What you will do
Print every line of the listing exactly, please.

Stored records
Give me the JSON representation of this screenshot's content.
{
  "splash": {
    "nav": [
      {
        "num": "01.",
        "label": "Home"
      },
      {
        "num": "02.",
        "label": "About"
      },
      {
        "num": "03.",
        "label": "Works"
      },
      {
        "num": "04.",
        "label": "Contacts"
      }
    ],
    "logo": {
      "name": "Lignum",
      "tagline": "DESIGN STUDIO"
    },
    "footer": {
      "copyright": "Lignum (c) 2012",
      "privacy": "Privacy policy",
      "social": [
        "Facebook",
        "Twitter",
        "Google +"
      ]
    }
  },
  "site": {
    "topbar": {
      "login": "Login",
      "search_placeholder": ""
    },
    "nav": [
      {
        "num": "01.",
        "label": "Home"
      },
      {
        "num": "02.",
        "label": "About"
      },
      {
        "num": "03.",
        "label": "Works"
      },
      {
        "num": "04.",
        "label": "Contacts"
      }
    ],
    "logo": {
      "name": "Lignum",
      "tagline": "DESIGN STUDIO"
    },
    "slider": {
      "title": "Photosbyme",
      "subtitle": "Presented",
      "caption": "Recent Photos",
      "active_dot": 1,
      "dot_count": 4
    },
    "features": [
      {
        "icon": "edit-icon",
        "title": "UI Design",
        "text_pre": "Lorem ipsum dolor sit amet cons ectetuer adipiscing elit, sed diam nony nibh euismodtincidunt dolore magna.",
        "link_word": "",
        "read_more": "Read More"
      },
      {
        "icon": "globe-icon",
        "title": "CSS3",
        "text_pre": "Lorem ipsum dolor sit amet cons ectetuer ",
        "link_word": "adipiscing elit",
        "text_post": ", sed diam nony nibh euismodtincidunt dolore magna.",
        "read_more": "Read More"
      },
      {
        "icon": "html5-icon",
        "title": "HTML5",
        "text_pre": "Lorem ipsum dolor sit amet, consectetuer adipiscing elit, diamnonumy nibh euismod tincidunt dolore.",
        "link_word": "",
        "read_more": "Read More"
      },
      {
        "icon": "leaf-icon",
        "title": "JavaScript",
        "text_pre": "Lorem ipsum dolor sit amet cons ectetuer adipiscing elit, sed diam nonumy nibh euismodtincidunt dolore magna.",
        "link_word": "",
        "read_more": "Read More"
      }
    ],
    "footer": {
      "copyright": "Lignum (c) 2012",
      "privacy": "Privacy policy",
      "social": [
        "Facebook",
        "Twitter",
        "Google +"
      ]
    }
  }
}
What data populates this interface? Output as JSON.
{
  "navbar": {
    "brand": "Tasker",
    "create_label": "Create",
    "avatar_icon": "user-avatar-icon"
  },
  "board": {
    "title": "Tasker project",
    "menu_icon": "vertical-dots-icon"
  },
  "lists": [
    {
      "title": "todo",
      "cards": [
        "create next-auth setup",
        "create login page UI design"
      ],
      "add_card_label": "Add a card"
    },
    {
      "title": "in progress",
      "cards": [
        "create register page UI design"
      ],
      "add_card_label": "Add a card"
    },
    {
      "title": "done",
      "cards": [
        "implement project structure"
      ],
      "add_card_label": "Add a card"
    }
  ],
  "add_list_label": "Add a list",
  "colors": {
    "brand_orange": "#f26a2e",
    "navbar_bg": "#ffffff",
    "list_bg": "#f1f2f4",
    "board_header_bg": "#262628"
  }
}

Full solution
Give me the JSON representation of this screenshot's content.
{
  "splash": {
    "nav": [
      {
        "num": "01.",
        "label": "Home"
      },
      {
        "num": "02.",
        "label": "About"
      },
      {
        "num": "03.",
        "label": "Works"
      },
      {
        "num": "04.",
        "label": "Contacts"
      }
    ],
    "logo": {
      "name": "Lignum",
      "tagline": "DESIGN STUDIO"
    },
    "footer": {
      "copyright": "Lignum (c) 2012",
      "privacy": "Privacy policy",
      "social": [
        "Facebook",
        "Twitter",
        "Google +"
      ]
    }
  },
  "site": {
    "topbar": {
      "login": "Login",
      "search_placeholder": ""
    },
    "nav": [
      {
        "num": "01.",
        "label": "Home"
      },
      {
        "num": "02.",
        "label": "About"
      },
      {
        "num": "03.",
        "label": "Works"
      },
      {
        "num": "04.",
        "label": "Contacts"
      }
    ],
    "logo": {
      "name": "Lignum",
      "tagline": "DESIGN STUDIO"
    },
    "slider": {
      "title": "Photosbyme",
      "subtitle": "Presented",
      "caption": "Recent Photos",
      "active_dot": 1,
      "dot_count": 4
    },
    "features": [
      {
        "icon": "edit-icon",
        "title": "UI Design",
        "text_pre": "Lorem ipsum dolor sit amet cons ectetuer adipiscing elit, sed diam nony nibh euismodtincidunt dolore magna.",
        "link_word": "",
        "read_more": "Read More"
      },
      {
        "icon": "globe-icon",
        "title": "CSS3",
        "text_pre": "Lorem ipsum dolor sit amet cons ectetuer ",
        "link_word": "adipiscing elit",
        "text_post": ", sed diam nony nibh euismodtincidunt dolore magna.",
        "read_more": "Read More"
      },
      {
        "icon": "html5-icon",
        "title": "HTML5",
        "text_pre": "Lorem ipsum dolor sit amet, consectetuer adipiscing elit, diamnonumy nibh euismod tincidunt dolore.",
        "link_word": "",
        "read_more": "Read More"
      },
      {
        "icon": "leaf-icon",
        "title": "JavaScript",
        "text_pre": "Lorem ipsum dolor sit amet cons ectetuer adipiscing elit, sed diam nonumy nibh euismodtincidunt dolore magna.",
        "link_word": "",
        "read_more": "Read More"
      }
    ],
    "footer": {
      "copyright": "Lignum (c) 2012",
      "privacy": "Privacy policy",
      "social": [
        "Facebook",
        "Twitter",
        "Google +"
      ]
    }
  }
}
What data populates this interface? Output as JSON.
{
  "navbar": {
    "brand": "Tasker",
    "create_label": "Create",
    "avatar_icon": "user-avatar-icon"
  },
  "board": {
    "title": "Tasker project",
    "menu_icon": "vertical-dots-icon"
  },
  "lists": [
    {
      "title": "todo",
      "cards": [
        "create next-auth setup",
        "create login page UI design"
      ],
      "add_card_label": "Add a card"
    },
    {
      "title": "in progress",
      "cards": [
        "create register page UI design"
      ],
      "add_card_label": "Add a card"
    },
    {
      "title": "done",
      "cards": [
        "implement project structure"
      ],
      "add_card_label": "Add a card"
    }
  ],
  "add_list_label": "Add a list",
  "colors": {
    "brand_orange": "#f26a2e",
    "navbar_bg": "#ffffff",
    "list_bg": "#f1f2f4",
    "board_header_bg": "#262628"
  }
}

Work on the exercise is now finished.